(Exercise goal) Copy out each line that has "panel" in it.

╭──

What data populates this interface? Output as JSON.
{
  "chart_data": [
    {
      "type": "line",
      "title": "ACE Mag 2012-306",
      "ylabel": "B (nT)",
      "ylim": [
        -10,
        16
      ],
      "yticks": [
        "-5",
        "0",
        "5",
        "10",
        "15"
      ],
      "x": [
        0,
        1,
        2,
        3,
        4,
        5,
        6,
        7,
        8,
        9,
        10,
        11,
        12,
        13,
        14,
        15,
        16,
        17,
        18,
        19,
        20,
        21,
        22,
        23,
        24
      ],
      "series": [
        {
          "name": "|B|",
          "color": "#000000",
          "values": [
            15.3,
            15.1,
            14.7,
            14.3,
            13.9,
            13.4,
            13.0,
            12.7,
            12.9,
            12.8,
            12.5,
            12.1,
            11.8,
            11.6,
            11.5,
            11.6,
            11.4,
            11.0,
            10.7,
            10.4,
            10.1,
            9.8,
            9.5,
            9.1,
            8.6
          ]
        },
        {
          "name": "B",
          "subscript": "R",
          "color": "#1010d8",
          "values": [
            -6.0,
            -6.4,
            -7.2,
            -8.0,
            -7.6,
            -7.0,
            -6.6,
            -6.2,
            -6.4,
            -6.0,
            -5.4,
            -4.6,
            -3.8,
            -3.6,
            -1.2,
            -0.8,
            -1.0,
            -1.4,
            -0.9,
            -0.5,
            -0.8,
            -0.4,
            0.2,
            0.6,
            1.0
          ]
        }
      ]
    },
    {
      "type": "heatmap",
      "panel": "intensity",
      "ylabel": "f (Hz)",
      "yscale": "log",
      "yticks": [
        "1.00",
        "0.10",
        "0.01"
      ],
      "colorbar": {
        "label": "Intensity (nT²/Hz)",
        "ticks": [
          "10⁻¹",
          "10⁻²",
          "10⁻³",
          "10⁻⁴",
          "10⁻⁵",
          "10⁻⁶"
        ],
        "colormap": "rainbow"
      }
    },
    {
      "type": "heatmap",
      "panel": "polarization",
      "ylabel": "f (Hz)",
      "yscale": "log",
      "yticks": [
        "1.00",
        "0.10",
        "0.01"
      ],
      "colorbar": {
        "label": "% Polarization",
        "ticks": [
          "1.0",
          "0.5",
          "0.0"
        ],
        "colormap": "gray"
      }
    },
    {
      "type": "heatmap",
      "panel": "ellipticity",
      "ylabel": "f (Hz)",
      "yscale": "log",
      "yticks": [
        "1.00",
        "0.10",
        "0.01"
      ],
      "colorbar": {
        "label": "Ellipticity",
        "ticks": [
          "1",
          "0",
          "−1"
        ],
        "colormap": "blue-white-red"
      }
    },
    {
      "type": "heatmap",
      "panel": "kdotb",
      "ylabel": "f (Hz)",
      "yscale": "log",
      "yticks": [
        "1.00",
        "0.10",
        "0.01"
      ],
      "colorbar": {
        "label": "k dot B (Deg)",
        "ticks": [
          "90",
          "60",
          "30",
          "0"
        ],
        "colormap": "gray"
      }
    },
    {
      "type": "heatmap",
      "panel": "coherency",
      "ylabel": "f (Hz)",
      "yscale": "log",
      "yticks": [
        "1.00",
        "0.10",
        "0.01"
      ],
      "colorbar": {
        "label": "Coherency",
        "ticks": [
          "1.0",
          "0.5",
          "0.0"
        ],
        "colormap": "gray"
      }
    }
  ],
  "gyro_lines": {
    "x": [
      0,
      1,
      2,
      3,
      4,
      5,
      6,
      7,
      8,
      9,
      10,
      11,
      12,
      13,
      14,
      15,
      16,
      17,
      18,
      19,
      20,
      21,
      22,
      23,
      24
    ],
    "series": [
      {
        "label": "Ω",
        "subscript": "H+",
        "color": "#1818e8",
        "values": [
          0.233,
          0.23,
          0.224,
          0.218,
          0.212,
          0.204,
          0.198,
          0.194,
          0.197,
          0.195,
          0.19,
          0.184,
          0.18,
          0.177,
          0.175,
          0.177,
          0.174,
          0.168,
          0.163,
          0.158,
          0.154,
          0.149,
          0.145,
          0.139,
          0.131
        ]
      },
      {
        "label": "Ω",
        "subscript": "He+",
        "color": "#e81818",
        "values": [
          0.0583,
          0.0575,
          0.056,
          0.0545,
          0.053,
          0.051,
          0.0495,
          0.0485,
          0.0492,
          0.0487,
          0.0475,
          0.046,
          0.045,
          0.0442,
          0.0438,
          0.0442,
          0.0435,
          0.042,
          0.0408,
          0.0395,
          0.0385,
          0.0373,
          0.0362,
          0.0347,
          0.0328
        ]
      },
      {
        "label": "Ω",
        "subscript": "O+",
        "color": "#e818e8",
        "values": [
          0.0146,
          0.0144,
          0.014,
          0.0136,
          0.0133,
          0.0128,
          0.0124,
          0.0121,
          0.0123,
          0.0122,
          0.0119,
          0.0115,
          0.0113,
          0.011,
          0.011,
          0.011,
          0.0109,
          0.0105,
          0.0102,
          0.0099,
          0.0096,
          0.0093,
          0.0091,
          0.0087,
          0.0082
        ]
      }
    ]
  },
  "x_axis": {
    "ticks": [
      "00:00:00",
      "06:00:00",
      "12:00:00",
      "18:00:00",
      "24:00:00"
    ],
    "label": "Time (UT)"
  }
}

╰──

(Result for this task)
      "panel": "intensity",
      "panel": "polarization",
      "panel": "ellipticity",
      "panel": "kdotb",
      "panel": "coherency",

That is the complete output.